[Excerpts from a figure dataset]
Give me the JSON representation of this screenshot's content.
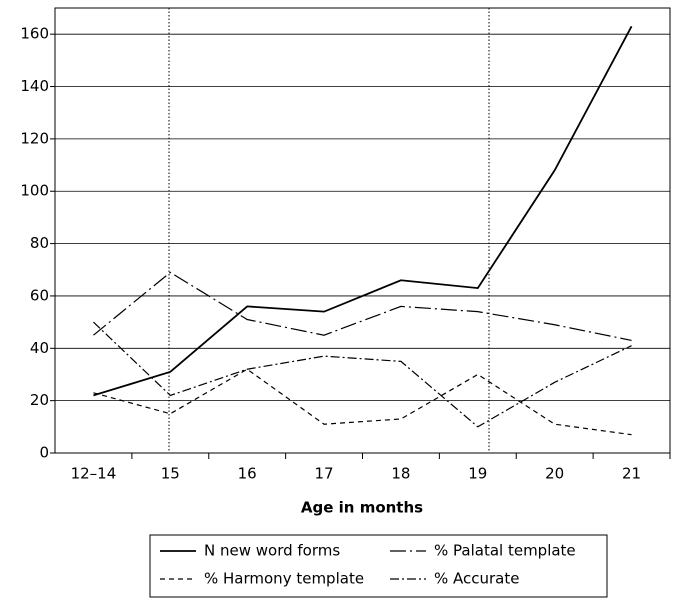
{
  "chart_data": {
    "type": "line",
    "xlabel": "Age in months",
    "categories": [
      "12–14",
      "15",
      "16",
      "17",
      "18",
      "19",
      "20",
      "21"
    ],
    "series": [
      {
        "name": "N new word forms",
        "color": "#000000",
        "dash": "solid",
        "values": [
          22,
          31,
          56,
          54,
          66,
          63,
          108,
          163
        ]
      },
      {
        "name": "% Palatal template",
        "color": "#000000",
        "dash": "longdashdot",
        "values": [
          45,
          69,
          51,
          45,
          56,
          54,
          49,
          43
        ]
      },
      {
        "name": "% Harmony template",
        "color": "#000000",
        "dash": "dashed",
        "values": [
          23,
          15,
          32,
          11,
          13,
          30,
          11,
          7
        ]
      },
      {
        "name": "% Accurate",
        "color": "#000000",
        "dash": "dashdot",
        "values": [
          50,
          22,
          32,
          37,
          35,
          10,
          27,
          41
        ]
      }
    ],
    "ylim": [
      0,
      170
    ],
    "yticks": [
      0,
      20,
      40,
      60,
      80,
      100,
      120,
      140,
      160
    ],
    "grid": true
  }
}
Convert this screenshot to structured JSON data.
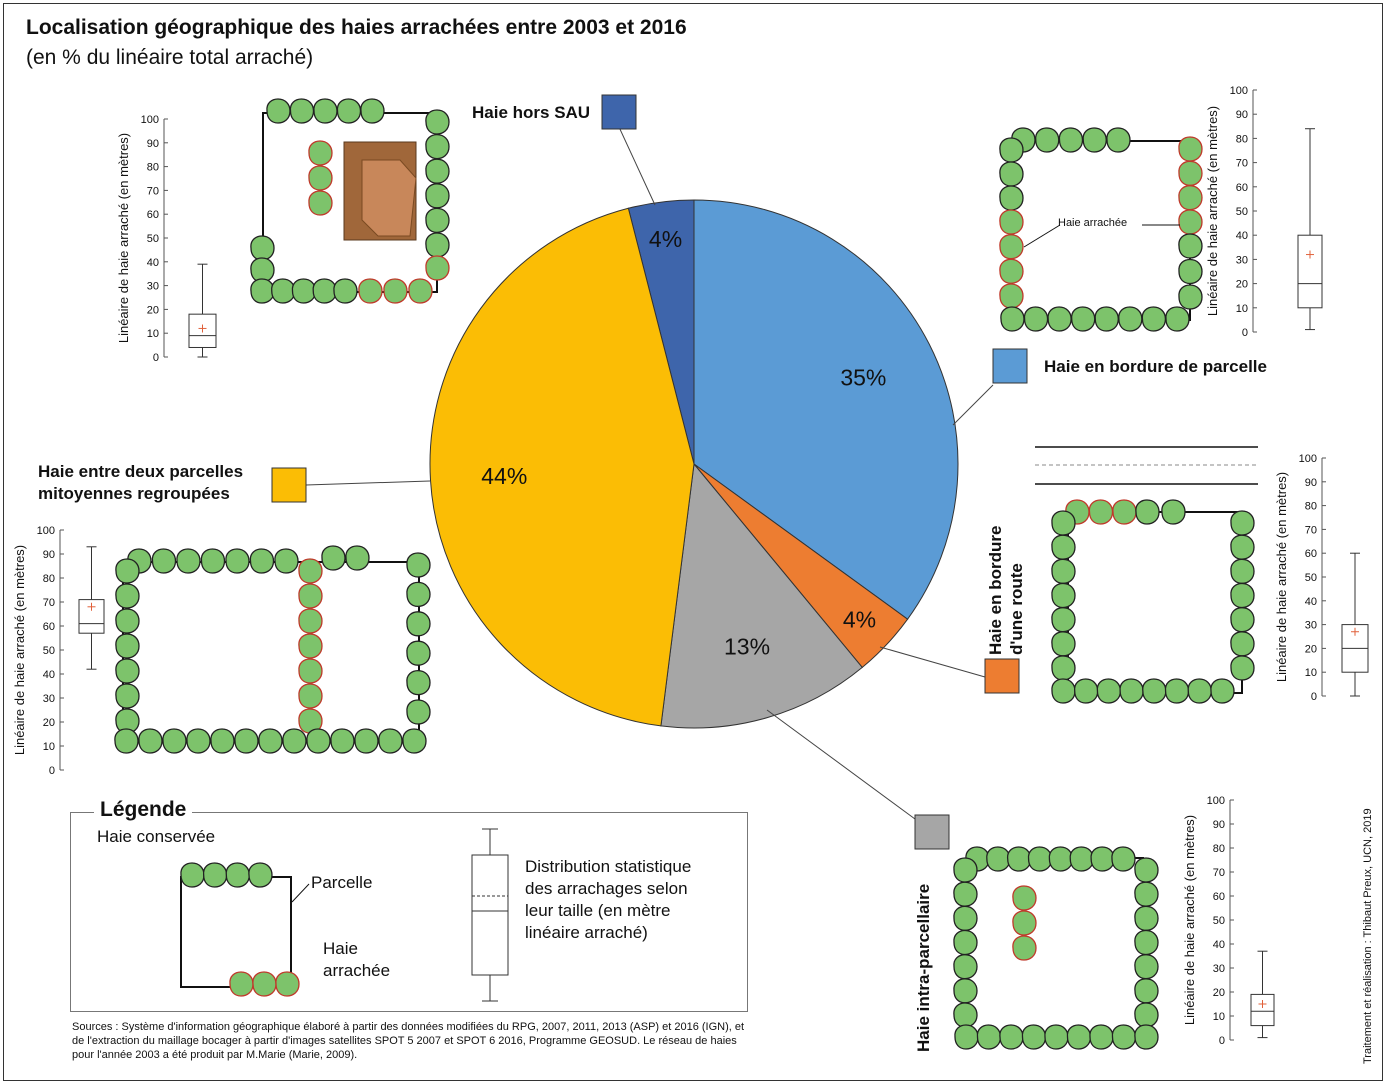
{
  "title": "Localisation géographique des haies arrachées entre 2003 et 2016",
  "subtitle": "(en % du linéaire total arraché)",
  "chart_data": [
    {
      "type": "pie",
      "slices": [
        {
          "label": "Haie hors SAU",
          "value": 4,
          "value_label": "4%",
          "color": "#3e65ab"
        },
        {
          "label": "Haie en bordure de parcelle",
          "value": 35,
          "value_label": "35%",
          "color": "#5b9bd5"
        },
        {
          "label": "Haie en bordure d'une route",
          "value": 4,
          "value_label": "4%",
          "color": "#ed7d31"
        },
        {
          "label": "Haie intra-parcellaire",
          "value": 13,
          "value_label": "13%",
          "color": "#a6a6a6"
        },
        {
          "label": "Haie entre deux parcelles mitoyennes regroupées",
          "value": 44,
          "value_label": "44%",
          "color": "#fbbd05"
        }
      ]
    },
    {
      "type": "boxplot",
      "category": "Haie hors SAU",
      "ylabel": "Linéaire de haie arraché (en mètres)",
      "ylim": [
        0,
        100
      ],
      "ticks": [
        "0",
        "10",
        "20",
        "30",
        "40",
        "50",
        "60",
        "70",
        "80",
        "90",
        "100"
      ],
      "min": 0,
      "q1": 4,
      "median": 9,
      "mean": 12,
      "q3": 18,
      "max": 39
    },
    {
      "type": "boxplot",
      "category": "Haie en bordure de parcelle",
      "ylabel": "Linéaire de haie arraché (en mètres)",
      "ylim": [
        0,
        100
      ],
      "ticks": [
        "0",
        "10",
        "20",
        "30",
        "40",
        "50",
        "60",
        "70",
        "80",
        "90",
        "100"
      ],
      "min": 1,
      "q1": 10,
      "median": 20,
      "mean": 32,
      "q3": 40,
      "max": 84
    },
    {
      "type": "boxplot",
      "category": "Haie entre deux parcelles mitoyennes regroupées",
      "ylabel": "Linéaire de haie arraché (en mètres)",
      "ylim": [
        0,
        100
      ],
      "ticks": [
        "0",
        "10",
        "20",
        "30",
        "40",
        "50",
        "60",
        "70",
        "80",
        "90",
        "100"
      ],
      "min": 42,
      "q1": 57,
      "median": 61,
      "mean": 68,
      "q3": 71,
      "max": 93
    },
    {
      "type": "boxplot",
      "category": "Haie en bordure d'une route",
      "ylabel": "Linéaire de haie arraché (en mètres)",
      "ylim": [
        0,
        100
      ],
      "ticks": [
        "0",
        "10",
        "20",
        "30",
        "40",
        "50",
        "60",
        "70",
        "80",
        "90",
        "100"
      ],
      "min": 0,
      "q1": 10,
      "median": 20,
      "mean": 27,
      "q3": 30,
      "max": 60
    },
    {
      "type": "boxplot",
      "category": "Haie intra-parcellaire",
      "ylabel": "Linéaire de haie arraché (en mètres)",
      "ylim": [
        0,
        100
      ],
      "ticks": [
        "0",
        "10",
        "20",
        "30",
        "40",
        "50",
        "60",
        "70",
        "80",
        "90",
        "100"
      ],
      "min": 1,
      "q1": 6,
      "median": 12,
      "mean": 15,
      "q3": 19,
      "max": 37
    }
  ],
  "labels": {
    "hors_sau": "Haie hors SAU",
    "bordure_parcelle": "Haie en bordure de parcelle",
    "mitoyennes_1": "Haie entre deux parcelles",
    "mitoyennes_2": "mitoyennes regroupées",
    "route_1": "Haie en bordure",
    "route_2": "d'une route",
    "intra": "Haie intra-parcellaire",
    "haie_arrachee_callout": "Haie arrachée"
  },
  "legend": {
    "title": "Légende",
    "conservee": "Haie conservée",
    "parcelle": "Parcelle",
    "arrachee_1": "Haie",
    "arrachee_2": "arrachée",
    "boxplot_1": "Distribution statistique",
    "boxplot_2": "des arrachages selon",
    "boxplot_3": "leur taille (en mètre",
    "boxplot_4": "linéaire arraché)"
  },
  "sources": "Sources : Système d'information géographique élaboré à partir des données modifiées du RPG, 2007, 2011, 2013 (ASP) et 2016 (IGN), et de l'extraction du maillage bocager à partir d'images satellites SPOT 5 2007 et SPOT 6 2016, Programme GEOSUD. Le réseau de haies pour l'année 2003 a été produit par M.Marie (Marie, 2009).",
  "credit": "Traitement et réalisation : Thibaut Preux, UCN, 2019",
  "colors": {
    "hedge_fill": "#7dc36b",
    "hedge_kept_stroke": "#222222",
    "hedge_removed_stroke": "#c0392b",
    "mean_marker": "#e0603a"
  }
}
==
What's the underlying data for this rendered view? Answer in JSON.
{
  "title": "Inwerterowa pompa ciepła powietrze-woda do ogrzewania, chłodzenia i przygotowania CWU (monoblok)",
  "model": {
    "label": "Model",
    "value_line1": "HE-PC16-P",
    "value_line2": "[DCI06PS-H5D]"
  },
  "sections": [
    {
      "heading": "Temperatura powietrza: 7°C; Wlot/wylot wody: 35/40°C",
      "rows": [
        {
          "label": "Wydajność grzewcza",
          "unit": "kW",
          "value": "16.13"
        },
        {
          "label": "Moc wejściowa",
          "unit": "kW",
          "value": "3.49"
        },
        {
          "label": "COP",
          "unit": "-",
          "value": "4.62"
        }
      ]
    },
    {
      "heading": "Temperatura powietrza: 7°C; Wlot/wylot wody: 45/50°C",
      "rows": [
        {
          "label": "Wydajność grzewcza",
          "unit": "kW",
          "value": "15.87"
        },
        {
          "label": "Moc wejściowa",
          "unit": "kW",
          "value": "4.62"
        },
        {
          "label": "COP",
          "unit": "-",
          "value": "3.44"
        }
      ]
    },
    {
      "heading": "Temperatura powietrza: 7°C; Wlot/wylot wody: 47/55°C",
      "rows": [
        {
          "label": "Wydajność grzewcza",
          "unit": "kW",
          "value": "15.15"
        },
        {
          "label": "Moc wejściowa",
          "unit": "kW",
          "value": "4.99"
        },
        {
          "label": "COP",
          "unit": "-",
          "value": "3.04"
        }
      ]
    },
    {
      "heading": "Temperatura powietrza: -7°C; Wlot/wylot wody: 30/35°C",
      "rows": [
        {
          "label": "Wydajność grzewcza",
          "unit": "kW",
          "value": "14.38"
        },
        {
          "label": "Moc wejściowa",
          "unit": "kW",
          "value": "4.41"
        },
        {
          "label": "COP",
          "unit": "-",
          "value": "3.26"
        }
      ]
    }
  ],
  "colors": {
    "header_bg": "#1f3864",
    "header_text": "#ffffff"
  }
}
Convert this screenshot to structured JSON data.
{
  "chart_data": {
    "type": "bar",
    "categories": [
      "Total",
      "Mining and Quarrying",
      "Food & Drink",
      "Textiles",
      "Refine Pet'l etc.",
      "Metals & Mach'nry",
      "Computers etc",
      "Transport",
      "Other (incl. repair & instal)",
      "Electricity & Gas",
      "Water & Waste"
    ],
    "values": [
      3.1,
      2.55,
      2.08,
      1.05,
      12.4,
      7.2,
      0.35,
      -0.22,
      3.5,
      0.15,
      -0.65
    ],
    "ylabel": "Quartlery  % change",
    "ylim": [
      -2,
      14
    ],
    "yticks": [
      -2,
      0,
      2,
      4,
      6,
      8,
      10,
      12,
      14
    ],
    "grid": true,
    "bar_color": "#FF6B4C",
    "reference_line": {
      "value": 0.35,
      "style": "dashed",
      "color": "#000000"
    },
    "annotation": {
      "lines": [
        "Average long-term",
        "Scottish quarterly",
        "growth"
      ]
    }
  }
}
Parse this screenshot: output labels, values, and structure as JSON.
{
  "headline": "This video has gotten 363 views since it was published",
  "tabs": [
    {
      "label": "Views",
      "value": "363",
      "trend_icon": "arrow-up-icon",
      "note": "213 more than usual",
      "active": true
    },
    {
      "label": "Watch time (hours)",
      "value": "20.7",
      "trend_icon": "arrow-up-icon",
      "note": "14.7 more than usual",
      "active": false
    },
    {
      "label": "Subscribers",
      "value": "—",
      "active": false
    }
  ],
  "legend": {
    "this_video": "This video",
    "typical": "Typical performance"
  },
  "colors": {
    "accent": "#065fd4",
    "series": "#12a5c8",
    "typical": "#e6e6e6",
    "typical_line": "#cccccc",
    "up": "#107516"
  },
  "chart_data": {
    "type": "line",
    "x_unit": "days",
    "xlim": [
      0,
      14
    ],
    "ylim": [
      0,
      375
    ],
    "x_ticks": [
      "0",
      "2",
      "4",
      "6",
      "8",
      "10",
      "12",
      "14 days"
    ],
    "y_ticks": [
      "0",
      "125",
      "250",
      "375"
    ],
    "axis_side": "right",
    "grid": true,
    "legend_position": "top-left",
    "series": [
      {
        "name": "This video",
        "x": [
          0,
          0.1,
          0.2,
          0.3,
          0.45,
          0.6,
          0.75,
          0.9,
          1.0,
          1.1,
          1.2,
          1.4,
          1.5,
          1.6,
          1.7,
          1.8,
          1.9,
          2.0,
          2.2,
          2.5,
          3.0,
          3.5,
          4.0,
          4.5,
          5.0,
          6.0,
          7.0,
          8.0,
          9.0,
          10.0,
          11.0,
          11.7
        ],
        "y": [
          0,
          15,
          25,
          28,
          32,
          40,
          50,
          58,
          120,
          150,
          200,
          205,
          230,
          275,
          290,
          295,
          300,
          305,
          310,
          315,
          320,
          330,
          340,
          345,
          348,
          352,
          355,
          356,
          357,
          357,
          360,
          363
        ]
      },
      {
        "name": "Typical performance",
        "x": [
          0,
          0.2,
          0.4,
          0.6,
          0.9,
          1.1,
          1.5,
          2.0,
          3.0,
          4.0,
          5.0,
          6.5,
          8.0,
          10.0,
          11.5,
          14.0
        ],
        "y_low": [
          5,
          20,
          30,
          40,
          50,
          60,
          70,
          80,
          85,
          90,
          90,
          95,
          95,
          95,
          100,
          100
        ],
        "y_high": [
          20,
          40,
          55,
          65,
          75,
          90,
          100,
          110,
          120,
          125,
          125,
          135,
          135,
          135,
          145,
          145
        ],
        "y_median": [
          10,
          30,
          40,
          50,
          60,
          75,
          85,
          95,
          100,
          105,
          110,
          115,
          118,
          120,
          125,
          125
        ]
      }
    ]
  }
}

**Stated goal**
Go through the data and gather every line that holds "hors".

**Task output**
          "label": "Haie hors SAU",
      "category": "Haie hors SAU",
    "hors_sau": "Haie hors SAU",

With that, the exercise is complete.